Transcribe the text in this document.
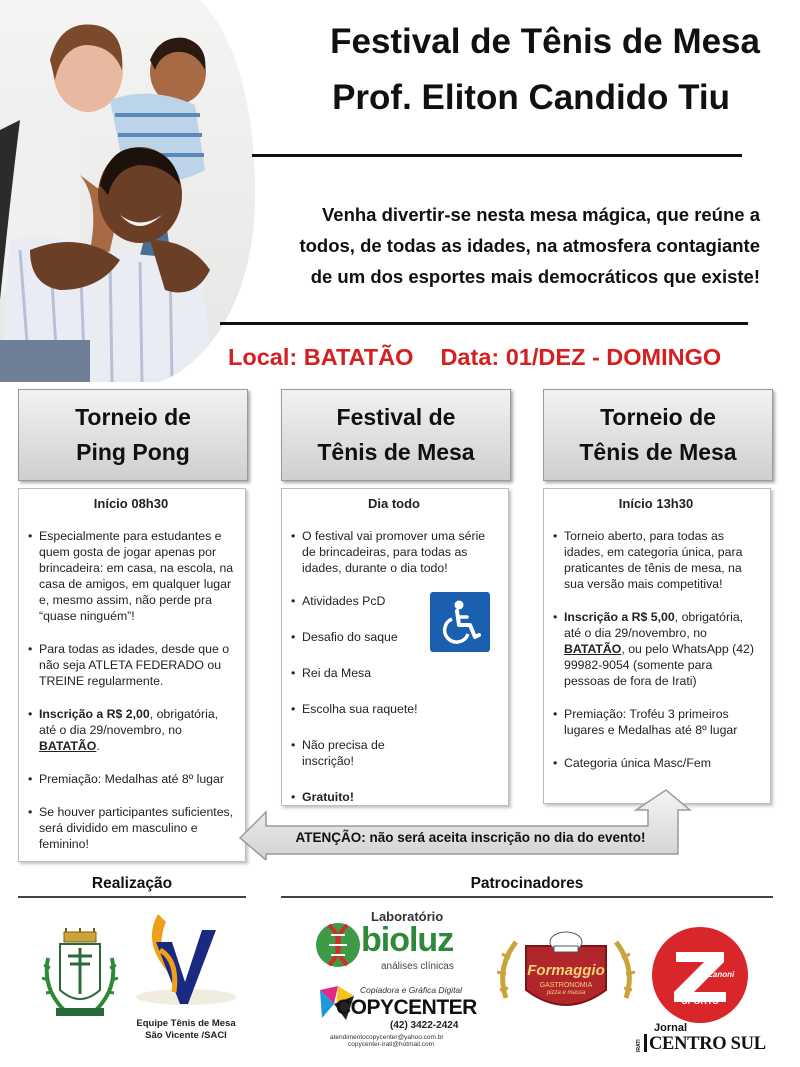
Festival de Tênis de Mesa
Prof. Eliton Candido Tiu
Venha divertir-se nesta mesa mágica, que reúne a
todos, de todas as idades, na atmosfera contagiante
de um dos esportes mais democráticos que existe!
Local: BATATÃO Data: 01/DEZ - DOMINGO
Torneio de
Ping Pong
Festival de
Tênis de Mesa
Torneio de
Tênis de Mesa
Início 08h30
• Especialmente para estudantes e quem gosta de jogar apenas por brincadeira: em casa, na escola, na casa de amigos, em qualquer lugar e, mesmo assim, não perde pra “quase ninguém”!
• Para todas as idades, desde que o não seja ATLETA FEDERADO ou TREINE regularmente.
• Inscrição a R$ 2,00, obrigatória, até o dia 29/novembro, no BATATÃO.
• Premiação: Medalhas até 8º lugar
• Se houver participantes suficientes, será dividido em masculino e feminino!
Dia todo
• O festival vai promover uma série de brincadeiras, para todas as idades, durante o dia todo!
• Atividades PcD
• Desafio do saque
• Rei da Mesa
• Escolha sua raquete!
• Não precisa de inscrição!
• Gratuito!
Início 13h30
• Torneio aberto, para todas as idades, em categoria única, para praticantes de tênis de mesa, na sua versão mais competitiva!
• Inscrição a R$ 5,00, obrigatória, até o dia 29/novembro, no BATATÃO, ou pelo WhatsApp (42) 99982-9054 (somente para pessoas de fora de Irati)
• Premiação: Troféu 3 primeiros lugares e Medalhas até 8º lugar
• Categoria única Masc/Fem
ATENÇÃO: não será aceita inscrição no dia do evento!
Realização	Patrocinadores
Equipe Tênis de Mesa
São Vicente /SACI
Laboratório
bioluz
análises clínicas
Copiadora e Gráfica Digital
COPYCENTER
(42) 3422-2424
atendimentocopycenter@yahoo.com.br
copycenter-irati@hotmail.com
Formaggio
GASTRONOMIA
pizza e massa
Zanoni
SPORTS
Jornal
IRATI CENTRO SUL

**Objective**
Reproduce all entries without any change, and omit the pictures.

**Output of the task**
Transcribe the text in this document.
Festival de Tênis de Mesa
Prof. Eliton Candido Tiu
Venha divertir-se nesta mesa mágica, que reúne a
todos, de todas as idades, na atmosfera contagiante
de um dos esportes mais democráticos que existe!
Local: BATATÃO Data: 01/DEZ - DOMINGO
Torneio de
Ping Pong
Festival de
Tênis de Mesa
Torneio de
Tênis de Mesa
Início 08h30
• Especialmente para estudantes e quem gosta de jogar apenas por brincadeira: em casa, na escola, na casa de amigos, em qualquer lugar e, mesmo assim, não perde pra “quase ninguém”!
• Para todas as idades, desde que o não seja ATLETA FEDERADO ou TREINE regularmente.
• Inscrição a R$ 2,00, obrigatória, até o dia 29/novembro, no BATATÃO.
• Premiação: Medalhas até 8º lugar
• Se houver participantes suficientes, será dividido em masculino e feminino!
Dia todo
• O festival vai promover uma série de brincadeiras, para todas as idades, durante o dia todo!
• Atividades PcD
• Desafio do saque
• Rei da Mesa
• Escolha sua raquete!
• Não precisa de inscrição!
• Gratuito!
Início 13h30
• Torneio aberto, para todas as idades, em categoria única, para praticantes de tênis de mesa, na sua versão mais competitiva!
• Inscrição a R$ 5,00, obrigatória, até o dia 29/novembro, no BATATÃO, ou pelo WhatsApp (42) 99982-9054 (somente para pessoas de fora de Irati)
• Premiação: Troféu 3 primeiros lugares e Medalhas até 8º lugar
• Categoria única Masc/Fem
ATENÇÃO: não será aceita inscrição no dia do evento!
Realização	Patrocinadores
Equipe Tênis de Mesa
São Vicente /SACI
Laboratório
bioluz
análises clínicas
Copiadora e Gráfica Digital
COPYCENTER
(42) 3422-2424
atendimentocopycenter@yahoo.com.br
copycenter-irati@hotmail.com
Formaggio
GASTRONOMIA
pizza e massa
Zanoni
SPORTS
Jornal
IRATI CENTRO SUL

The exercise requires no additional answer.